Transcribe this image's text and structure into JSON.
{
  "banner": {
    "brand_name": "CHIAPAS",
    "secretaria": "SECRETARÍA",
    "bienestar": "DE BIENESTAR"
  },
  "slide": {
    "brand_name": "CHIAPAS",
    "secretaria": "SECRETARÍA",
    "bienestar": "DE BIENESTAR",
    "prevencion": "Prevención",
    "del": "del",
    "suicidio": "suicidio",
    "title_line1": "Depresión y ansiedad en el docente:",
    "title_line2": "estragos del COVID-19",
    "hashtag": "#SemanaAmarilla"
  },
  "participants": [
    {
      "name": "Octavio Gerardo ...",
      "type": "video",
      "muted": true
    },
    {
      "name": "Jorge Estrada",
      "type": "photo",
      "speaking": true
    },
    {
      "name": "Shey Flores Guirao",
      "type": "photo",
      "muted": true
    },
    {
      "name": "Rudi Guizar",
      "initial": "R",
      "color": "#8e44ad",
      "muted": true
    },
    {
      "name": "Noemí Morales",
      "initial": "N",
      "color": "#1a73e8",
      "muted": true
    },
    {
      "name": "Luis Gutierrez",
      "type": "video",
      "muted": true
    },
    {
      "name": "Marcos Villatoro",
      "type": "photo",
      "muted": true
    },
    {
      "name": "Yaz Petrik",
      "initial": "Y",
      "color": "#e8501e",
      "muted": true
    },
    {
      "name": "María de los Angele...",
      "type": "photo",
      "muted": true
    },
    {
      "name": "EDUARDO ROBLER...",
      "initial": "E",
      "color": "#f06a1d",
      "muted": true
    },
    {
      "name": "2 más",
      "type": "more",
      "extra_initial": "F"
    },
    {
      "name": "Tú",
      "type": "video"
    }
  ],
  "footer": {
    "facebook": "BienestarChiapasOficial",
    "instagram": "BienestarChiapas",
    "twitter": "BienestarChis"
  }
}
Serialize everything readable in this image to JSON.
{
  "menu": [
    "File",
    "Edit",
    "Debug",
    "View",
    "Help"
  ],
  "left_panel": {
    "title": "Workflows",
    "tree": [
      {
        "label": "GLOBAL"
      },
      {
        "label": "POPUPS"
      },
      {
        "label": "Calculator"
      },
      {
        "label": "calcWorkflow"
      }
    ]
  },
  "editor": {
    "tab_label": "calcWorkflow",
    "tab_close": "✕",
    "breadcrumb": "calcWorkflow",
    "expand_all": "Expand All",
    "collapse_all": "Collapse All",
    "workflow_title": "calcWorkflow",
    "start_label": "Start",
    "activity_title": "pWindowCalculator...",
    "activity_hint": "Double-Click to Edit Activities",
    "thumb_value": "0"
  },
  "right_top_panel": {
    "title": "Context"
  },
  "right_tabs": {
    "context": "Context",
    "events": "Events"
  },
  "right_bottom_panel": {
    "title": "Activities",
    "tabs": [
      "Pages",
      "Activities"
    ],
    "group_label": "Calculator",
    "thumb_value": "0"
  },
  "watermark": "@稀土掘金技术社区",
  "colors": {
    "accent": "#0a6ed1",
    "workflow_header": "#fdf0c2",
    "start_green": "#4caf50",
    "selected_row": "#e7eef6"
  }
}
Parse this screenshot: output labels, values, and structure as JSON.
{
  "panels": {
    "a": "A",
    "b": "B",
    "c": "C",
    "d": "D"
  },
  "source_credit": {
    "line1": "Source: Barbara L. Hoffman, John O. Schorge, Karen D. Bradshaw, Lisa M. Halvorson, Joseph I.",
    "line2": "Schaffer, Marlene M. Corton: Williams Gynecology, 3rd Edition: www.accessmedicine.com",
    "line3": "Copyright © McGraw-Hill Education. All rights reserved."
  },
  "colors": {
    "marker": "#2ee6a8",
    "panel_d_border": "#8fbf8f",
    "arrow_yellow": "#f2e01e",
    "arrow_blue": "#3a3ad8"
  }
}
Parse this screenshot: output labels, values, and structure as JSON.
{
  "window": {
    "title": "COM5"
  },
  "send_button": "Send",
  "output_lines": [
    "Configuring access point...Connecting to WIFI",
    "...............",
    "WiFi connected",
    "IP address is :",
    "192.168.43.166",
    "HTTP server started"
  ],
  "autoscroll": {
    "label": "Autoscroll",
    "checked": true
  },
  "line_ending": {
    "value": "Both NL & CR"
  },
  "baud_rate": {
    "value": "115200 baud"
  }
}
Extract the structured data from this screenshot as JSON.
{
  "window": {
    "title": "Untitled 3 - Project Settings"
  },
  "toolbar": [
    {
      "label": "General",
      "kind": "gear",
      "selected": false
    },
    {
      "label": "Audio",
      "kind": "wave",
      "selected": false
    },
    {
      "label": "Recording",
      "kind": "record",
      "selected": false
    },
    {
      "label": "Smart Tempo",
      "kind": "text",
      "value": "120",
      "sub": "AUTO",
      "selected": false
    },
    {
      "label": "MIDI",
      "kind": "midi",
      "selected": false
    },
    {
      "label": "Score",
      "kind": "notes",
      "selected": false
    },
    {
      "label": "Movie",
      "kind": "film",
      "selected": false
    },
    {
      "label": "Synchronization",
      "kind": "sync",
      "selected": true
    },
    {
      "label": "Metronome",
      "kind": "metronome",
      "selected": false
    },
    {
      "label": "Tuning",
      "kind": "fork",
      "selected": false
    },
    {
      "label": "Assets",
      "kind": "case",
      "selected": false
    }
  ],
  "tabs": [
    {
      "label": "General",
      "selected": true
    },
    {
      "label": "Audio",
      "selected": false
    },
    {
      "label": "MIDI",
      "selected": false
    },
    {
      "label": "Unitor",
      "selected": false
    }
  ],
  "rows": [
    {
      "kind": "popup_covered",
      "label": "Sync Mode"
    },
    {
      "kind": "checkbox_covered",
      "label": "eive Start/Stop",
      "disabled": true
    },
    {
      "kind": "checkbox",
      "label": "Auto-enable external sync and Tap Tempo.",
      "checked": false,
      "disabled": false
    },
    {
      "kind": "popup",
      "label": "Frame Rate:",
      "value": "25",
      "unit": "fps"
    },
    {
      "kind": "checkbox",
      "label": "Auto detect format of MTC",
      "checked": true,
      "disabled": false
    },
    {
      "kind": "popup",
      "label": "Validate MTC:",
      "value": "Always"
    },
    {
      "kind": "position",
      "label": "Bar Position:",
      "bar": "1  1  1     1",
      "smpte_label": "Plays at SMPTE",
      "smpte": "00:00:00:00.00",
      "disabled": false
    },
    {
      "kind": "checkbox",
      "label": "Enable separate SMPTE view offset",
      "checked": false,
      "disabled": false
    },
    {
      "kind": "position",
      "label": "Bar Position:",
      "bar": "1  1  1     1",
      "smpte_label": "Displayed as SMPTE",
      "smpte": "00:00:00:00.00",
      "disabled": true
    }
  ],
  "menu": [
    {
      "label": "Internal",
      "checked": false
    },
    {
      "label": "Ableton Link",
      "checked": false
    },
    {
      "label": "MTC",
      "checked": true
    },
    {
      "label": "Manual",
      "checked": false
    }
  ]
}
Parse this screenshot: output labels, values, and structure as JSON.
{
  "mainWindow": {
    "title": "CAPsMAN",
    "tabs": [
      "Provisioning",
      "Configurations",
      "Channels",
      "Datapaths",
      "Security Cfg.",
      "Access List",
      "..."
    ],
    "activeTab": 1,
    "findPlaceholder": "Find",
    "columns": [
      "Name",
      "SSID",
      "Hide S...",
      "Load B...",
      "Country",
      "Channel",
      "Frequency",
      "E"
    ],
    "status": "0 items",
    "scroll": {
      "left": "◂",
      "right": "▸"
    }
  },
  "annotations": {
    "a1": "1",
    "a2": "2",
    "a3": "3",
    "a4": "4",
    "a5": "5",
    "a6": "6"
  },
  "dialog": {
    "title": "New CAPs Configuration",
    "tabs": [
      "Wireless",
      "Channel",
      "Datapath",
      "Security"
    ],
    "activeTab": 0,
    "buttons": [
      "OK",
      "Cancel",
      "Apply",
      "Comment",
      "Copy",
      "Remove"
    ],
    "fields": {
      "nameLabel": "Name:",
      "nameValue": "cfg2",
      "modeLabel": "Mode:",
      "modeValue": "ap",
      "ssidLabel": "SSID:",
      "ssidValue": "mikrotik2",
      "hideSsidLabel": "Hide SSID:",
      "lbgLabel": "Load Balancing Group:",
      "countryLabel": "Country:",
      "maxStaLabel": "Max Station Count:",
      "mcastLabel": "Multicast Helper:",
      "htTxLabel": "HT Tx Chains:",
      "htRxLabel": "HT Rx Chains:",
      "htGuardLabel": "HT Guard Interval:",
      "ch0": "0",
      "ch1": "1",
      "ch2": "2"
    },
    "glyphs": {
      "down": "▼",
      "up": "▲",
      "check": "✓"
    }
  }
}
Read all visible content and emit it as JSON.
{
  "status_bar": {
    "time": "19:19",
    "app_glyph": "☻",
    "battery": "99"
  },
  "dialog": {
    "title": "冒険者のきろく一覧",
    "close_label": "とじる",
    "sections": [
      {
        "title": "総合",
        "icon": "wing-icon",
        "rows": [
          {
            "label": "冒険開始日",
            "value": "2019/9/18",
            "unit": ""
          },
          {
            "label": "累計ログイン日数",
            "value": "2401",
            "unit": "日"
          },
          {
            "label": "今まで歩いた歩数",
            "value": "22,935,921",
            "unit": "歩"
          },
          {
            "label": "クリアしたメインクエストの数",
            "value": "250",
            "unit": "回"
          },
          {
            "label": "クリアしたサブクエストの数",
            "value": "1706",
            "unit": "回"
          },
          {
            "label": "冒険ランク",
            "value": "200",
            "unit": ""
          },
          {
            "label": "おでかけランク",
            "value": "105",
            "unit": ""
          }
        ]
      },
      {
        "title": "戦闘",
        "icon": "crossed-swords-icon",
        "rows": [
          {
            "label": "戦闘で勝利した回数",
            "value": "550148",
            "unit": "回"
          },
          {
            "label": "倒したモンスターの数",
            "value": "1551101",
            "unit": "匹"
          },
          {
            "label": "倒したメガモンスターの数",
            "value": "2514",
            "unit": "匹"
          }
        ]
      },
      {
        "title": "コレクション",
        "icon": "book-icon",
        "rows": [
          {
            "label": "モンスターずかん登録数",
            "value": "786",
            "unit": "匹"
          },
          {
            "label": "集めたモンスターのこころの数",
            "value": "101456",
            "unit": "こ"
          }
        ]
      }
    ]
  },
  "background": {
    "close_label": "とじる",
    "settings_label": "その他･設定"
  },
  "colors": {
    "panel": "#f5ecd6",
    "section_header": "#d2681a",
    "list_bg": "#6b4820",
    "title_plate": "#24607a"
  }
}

PROBLEM TO SOLVE
List every line in the records above that contains the word "JSON".

THE RESPONSE
Transcribe this image's text and structure into JSON.
Serialize everything readable in this image to JSON.
Parse this screenshot: output labels, values, and structure as JSON.
Parse this screenshot: output labels, values, and structure as JSON.
Extract the structured data from this screenshot as JSON.
Parse this screenshot: output labels, values, and structure as JSON.
Read all visible content and emit it as JSON.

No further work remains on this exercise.